## WHAT THE TASK ASKS:
Repeat the entries that follow verbatim, without any of their pictures.

## SOURCE DATA:
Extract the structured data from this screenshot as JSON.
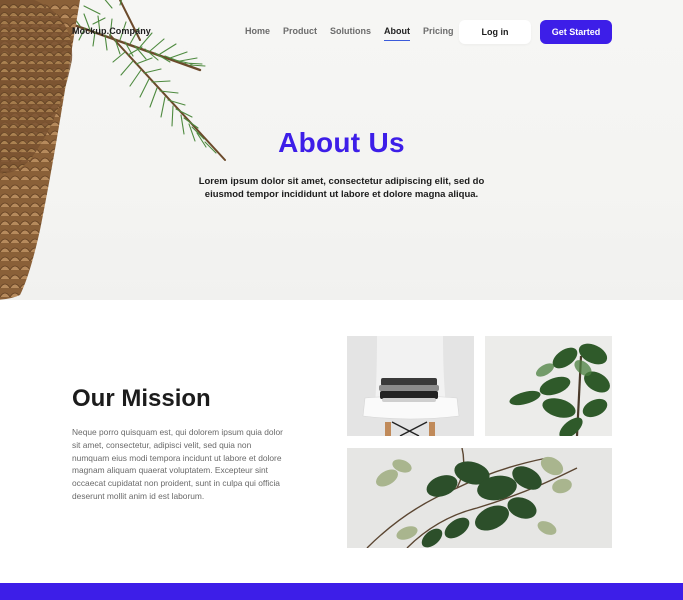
{
  "brand": {
    "logo_text": "Mockup.Company"
  },
  "nav": {
    "items": [
      {
        "label": "Home",
        "active": false
      },
      {
        "label": "Product",
        "active": false
      },
      {
        "label": "Solutions",
        "active": false
      },
      {
        "label": "About",
        "active": true
      },
      {
        "label": "Pricing",
        "active": false
      }
    ]
  },
  "header_actions": {
    "login_label": "Log in",
    "cta_label": "Get Started"
  },
  "hero": {
    "title": "About Us",
    "subtitle": "Lorem ipsum dolor sit amet, consectetur adipiscing elit, sed do eiusmod tempor incididunt ut labore et dolore magna aliqua."
  },
  "mission": {
    "title": "Our Mission",
    "body": "Neque porro quisquam est, qui dolorem ipsum quia dolor sit amet, consectetur, adipisci velit, sed quia non numquam eius modi tempora incidunt ut labore et dolore magnam aliquam quaerat voluptatem. Excepteur sint occaecat cupidatat non proident, sunt in culpa qui officia deserunt mollit anim id est laborum."
  },
  "colors": {
    "accent": "#3d1ee8",
    "text_dark": "#1c1c1c",
    "text_muted": "#6a6a6a",
    "hero_bg": "#f4f4f2"
  }
}
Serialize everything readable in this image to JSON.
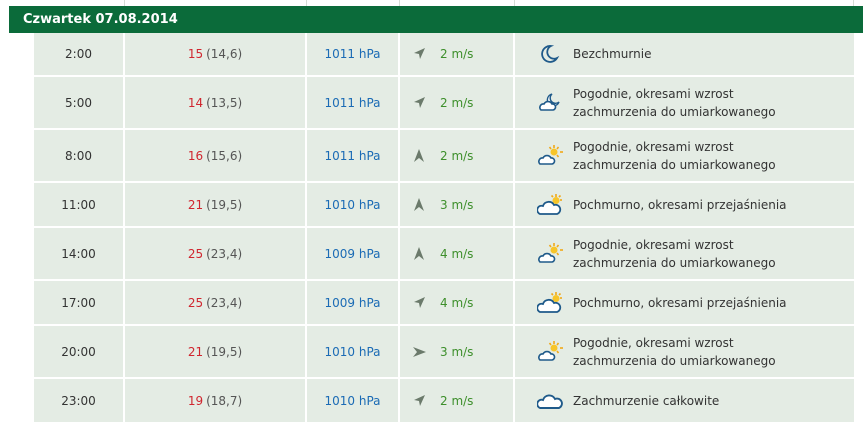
{
  "header": {
    "title": "Czwartek 07.08.2014"
  },
  "colors": {
    "header_bg": "#0b6b3a",
    "row_bg": "#e4ece4",
    "temp": "#d0262f",
    "pressure": "#1b6bb5",
    "wind": "#3d8f2b",
    "icon": "#1f5a8a"
  },
  "rows": [
    {
      "time": "2:00",
      "temp": "15",
      "feel": "(14,6)",
      "pressure": "1011 hPa",
      "wind": "2 m/s",
      "wind_dir_icon": "arrow-northeast-icon",
      "weather_icon": "moon-icon",
      "desc_line1": "Bezchmurnie",
      "desc_line2": ""
    },
    {
      "time": "5:00",
      "temp": "14",
      "feel": "(13,5)",
      "pressure": "1011 hPa",
      "wind": "2 m/s",
      "wind_dir_icon": "arrow-northeast-icon",
      "weather_icon": "moon-cloud-icon",
      "desc_line1": "Pogodnie, okresami wzrost",
      "desc_line2": "zachmurzenia do umiarkowanego"
    },
    {
      "time": "8:00",
      "temp": "16",
      "feel": "(15,6)",
      "pressure": "1011 hPa",
      "wind": "2 m/s",
      "wind_dir_icon": "arrow-north-icon",
      "weather_icon": "sun-cloud-icon",
      "desc_line1": "Pogodnie, okresami wzrost",
      "desc_line2": "zachmurzenia do umiarkowanego"
    },
    {
      "time": "11:00",
      "temp": "21",
      "feel": "(19,5)",
      "pressure": "1010 hPa",
      "wind": "3 m/s",
      "wind_dir_icon": "arrow-north-icon",
      "weather_icon": "cloud-sun-icon",
      "desc_line1": "Pochmurno, okresami przejaśnienia",
      "desc_line2": ""
    },
    {
      "time": "14:00",
      "temp": "25",
      "feel": "(23,4)",
      "pressure": "1009 hPa",
      "wind": "4 m/s",
      "wind_dir_icon": "arrow-north-icon",
      "weather_icon": "sun-cloud-icon",
      "desc_line1": "Pogodnie, okresami wzrost",
      "desc_line2": "zachmurzenia do umiarkowanego"
    },
    {
      "time": "17:00",
      "temp": "25",
      "feel": "(23,4)",
      "pressure": "1009 hPa",
      "wind": "4 m/s",
      "wind_dir_icon": "arrow-northeast-icon",
      "weather_icon": "cloud-sun-icon",
      "desc_line1": "Pochmurno, okresami przejaśnienia",
      "desc_line2": ""
    },
    {
      "time": "20:00",
      "temp": "21",
      "feel": "(19,5)",
      "pressure": "1010 hPa",
      "wind": "3 m/s",
      "wind_dir_icon": "arrow-east-icon",
      "weather_icon": "sun-cloud-icon",
      "desc_line1": "Pogodnie, okresami wzrost",
      "desc_line2": "zachmurzenia do umiarkowanego"
    },
    {
      "time": "23:00",
      "temp": "19",
      "feel": "(18,7)",
      "pressure": "1010 hPa",
      "wind": "2 m/s",
      "wind_dir_icon": "arrow-northeast-icon",
      "weather_icon": "cloud-icon",
      "desc_line1": "Zachmurzenie całkowite",
      "desc_line2": ""
    }
  ]
}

## ANSWER TO THIS TASK:
Extract the structured data from this screenshot as JSON.
{
  "brand": {
    "logo_text": "Mockup.Company"
  },
  "nav": {
    "items": [
      {
        "label": "Home",
        "active": false
      },
      {
        "label": "Product",
        "active": false
      },
      {
        "label": "Solutions",
        "active": false
      },
      {
        "label": "About",
        "active": true
      },
      {
        "label": "Pricing",
        "active": false
      }
    ]
  },
  "header_actions": {
    "login_label": "Log in",
    "cta_label": "Get Started"
  },
  "hero": {
    "title": "About Us",
    "subtitle": "Lorem ipsum dolor sit amet, consectetur adipiscing elit, sed do eiusmod tempor incididunt ut labore et dolore magna aliqua."
  },
  "mission": {
    "title": "Our Mission",
    "body": "Neque porro quisquam est, qui dolorem ipsum quia dolor sit amet, consectetur, adipisci velit, sed quia non numquam eius modi tempora incidunt ut labore et dolore magnam aliquam quaerat voluptatem. Excepteur sint occaecat cupidatat non proident, sunt in culpa qui officia deserunt mollit anim id est laborum."
  },
  "colors": {
    "accent": "#3d1ee8",
    "text_dark": "#1c1c1c",
    "text_muted": "#6a6a6a",
    "hero_bg": "#f4f4f2"
  }
}
Serialize everything readable in this image to JSON.
{
  "header": {
    "title": "Czwartek 07.08.2014"
  },
  "colors": {
    "header_bg": "#0b6b3a",
    "row_bg": "#e4ece4",
    "temp": "#d0262f",
    "pressure": "#1b6bb5",
    "wind": "#3d8f2b",
    "icon": "#1f5a8a"
  },
  "rows": [
    {
      "time": "2:00",
      "temp": "15",
      "feel": "(14,6)",
      "pressure": "1011 hPa",
      "wind": "2 m/s",
      "wind_dir_icon": "arrow-northeast-icon",
      "weather_icon": "moon-icon",
      "desc_line1": "Bezchmurnie",
      "desc_line2": ""
    },
    {
      "time": "5:00",
      "temp": "14",
      "feel": "(13,5)",
      "pressure": "1011 hPa",
      "wind": "2 m/s",
      "wind_dir_icon": "arrow-northeast-icon",
      "weather_icon": "moon-cloud-icon",
      "desc_line1": "Pogodnie, okresami wzrost",
      "desc_line2": "zachmurzenia do umiarkowanego"
    },
    {
      "time": "8:00",
      "temp": "16",
      "feel": "(15,6)",
      "pressure": "1011 hPa",
      "wind": "2 m/s",
      "wind_dir_icon": "arrow-north-icon",
      "weather_icon": "sun-cloud-icon",
      "desc_line1": "Pogodnie, okresami wzrost",
      "desc_line2": "zachmurzenia do umiarkowanego"
    },
    {
      "time": "11:00",
      "temp": "21",
      "feel": "(19,5)",
      "pressure": "1010 hPa",
      "wind": "3 m/s",
      "wind_dir_icon": "arrow-north-icon",
      "weather_icon": "cloud-sun-icon",
      "desc_line1": "Pochmurno, okresami przejaśnienia",
      "desc_line2": ""
    },
    {
      "time": "14:00",
      "temp": "25",
      "feel": "(23,4)",
      "pressure": "1009 hPa",
      "wind": "4 m/s",
      "wind_dir_icon": "arrow-north-icon",
      "weather_icon": "sun-cloud-icon",
      "desc_line1": "Pogodnie, okresami wzrost",
      "desc_line2": "zachmurzenia do umiarkowanego"
    },
    {
      "time": "17:00",
      "temp": "25",
      "feel": "(23,4)",
      "pressure": "1009 hPa",
      "wind": "4 m/s",
      "wind_dir_icon": "arrow-northeast-icon",
      "weather_icon": "cloud-sun-icon",
      "desc_line1": "Pochmurno, okresami przejaśnienia",
      "desc_line2": ""
    },
    {
      "time": "20:00",
      "temp": "21",
      "feel": "(19,5)",
      "pressure": "1010 hPa",
      "wind": "3 m/s",
      "wind_dir_icon": "arrow-east-icon",
      "weather_icon": "sun-cloud-icon",
      "desc_line1": "Pogodnie, okresami wzrost",
      "desc_line2": "zachmurzenia do umiarkowanego"
    },
    {
      "time": "23:00",
      "temp": "19",
      "feel": "(18,7)",
      "pressure": "1010 hPa",
      "wind": "2 m/s",
      "wind_dir_icon": "arrow-northeast-icon",
      "weather_icon": "cloud-icon",
      "desc_line1": "Zachmurzenie całkowite",
      "desc_line2": ""
    }
  ]
}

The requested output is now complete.